[START OF PROVIDED RECORDS]
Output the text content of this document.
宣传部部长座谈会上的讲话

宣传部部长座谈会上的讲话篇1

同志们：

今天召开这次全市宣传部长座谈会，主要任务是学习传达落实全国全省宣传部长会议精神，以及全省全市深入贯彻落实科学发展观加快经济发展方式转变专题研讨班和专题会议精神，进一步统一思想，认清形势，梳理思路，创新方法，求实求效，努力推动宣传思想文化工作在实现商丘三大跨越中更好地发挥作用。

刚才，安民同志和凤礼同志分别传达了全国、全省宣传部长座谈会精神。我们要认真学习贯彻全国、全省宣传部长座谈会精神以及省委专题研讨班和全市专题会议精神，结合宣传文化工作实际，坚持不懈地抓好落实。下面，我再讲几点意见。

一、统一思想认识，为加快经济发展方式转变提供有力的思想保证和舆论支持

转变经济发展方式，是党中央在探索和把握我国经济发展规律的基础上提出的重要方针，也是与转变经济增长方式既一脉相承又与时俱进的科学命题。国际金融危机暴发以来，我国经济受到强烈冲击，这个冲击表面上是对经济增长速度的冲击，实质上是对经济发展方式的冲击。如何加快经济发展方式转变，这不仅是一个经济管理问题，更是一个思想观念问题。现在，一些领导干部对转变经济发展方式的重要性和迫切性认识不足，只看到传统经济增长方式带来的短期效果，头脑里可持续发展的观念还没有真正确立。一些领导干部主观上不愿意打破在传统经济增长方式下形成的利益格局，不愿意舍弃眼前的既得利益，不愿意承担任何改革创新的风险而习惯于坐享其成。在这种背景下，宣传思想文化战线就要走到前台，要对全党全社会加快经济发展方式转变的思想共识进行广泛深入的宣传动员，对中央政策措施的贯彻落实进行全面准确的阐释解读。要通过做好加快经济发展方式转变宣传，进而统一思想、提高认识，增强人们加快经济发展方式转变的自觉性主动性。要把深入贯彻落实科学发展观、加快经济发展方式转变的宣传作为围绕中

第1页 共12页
[END OF PROVIDED RECORDS]
▸ **DO THIS**
Your task is to print all of the records exactly.

▸ **THE RESULT**
Output the text content of this document.
宣传部部长座谈会上的讲话

宣传部部长座谈会上的讲话篇1

同志们：

今天召开这次全市宣传部长座谈会，主要任务是学习传达落实全国全省宣传部长会议精神，以及全省全市深入贯彻落实科学发展观加快经济发展方式转变专题研讨班和专题会议精神，进一步统一思想，认清形势，梳理思路，创新方法，求实求效，努力推动宣传思想文化工作在实现商丘三大跨越中更好地发挥作用。

刚才，安民同志和凤礼同志分别传达了全国、全省宣传部长座谈会精神。我们要认真学习贯彻全国、全省宣传部长座谈会精神以及省委专题研讨班和全市专题会议精神，结合宣传文化工作实际，坚持不懈地抓好落实。下面，我再讲几点意见。

一、统一思想认识，为加快经济发展方式转变提供有力的思想保证和舆论支持

转变经济发展方式，是党中央在探索和把握我国经济发展规律的基础上提出的重要方针，也是与转变经济增长方式既一脉相承又与时俱进的科学命题。国际金融危机暴发以来，我国经济受到强烈冲击，这个冲击表面上是对经济增长速度的冲击，实质上是对经济发展方式的冲击。如何加快经济发展方式转变，这不仅是一个经济管理问题，更是一个思想观念问题。现在，一些领导干部对转变经济发展方式的重要性和迫切性认识不足，只看到传统经济增长方式带来的短期效果，头脑里可持续发展的观念还没有真正确立。一些领导干部主观上不愿意打破在传统经济增长方式下形成的利益格局，不愿意舍弃眼前的既得利益，不愿意承担任何改革创新的风险而习惯于坐享其成。在这种背景下，宣传思想文化战线就要走到前台，要对全党全社会加快经济发展方式转变的思想共识进行广泛深入的宣传动员，对中央政策措施的贯彻落实进行全面准确的阐释解读。要通过做好加快经济发展方式转变宣传，进而统一思想、提高认识，增强人们加快经济发展方式转变的自觉性主动性。要把深入贯彻落实科学发展观、加快经济发展方式转变的宣传作为围绕中

第1页 共12页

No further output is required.